═══ Material to process ═══

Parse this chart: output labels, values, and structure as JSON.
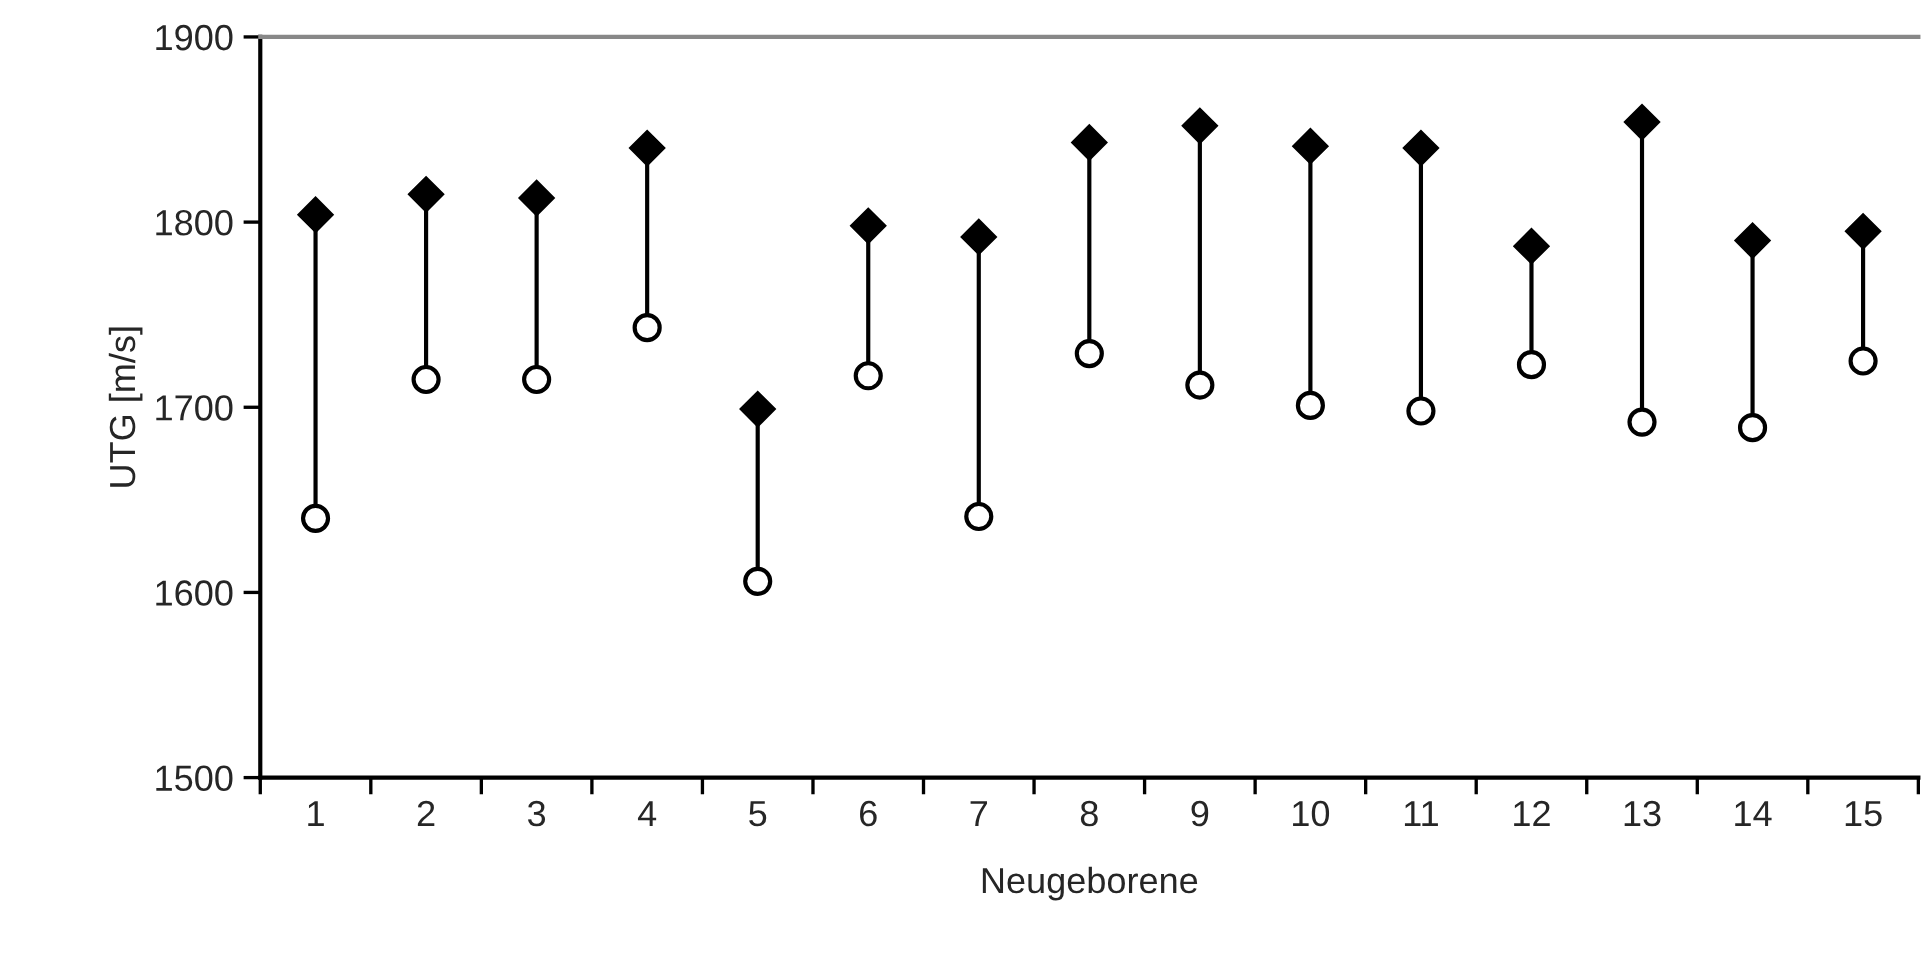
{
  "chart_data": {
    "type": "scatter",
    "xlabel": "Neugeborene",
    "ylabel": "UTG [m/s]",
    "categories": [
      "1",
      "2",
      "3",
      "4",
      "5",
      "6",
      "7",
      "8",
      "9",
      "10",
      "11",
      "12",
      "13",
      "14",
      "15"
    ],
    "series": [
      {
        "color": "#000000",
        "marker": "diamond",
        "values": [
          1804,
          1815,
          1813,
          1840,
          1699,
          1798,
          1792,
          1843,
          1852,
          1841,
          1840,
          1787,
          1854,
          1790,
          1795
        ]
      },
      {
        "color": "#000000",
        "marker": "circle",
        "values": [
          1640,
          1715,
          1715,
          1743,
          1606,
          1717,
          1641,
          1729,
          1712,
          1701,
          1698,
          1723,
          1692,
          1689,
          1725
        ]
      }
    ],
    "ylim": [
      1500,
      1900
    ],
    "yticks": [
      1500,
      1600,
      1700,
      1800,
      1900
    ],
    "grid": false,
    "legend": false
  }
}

═══

Stated goal :: Return all of the data exactly as written, and drop the pictures.

Answer in full ::
Parse this chart: output labels, values, and structure as JSON.
{
  "chart_data": {
    "type": "scatter",
    "xlabel": "Neugeborene",
    "ylabel": "UTG [m/s]",
    "categories": [
      "1",
      "2",
      "3",
      "4",
      "5",
      "6",
      "7",
      "8",
      "9",
      "10",
      "11",
      "12",
      "13",
      "14",
      "15"
    ],
    "series": [
      {
        "color": "#000000",
        "marker": "diamond",
        "values": [
          1804,
          1815,
          1813,
          1840,
          1699,
          1798,
          1792,
          1843,
          1852,
          1841,
          1840,
          1787,
          1854,
          1790,
          1795
        ]
      },
      {
        "color": "#000000",
        "marker": "circle",
        "values": [
          1640,
          1715,
          1715,
          1743,
          1606,
          1717,
          1641,
          1729,
          1712,
          1701,
          1698,
          1723,
          1692,
          1689,
          1725
        ]
      }
    ],
    "ylim": [
      1500,
      1900
    ],
    "yticks": [
      1500,
      1600,
      1700,
      1800,
      1900
    ],
    "grid": false,
    "legend": false
  }
}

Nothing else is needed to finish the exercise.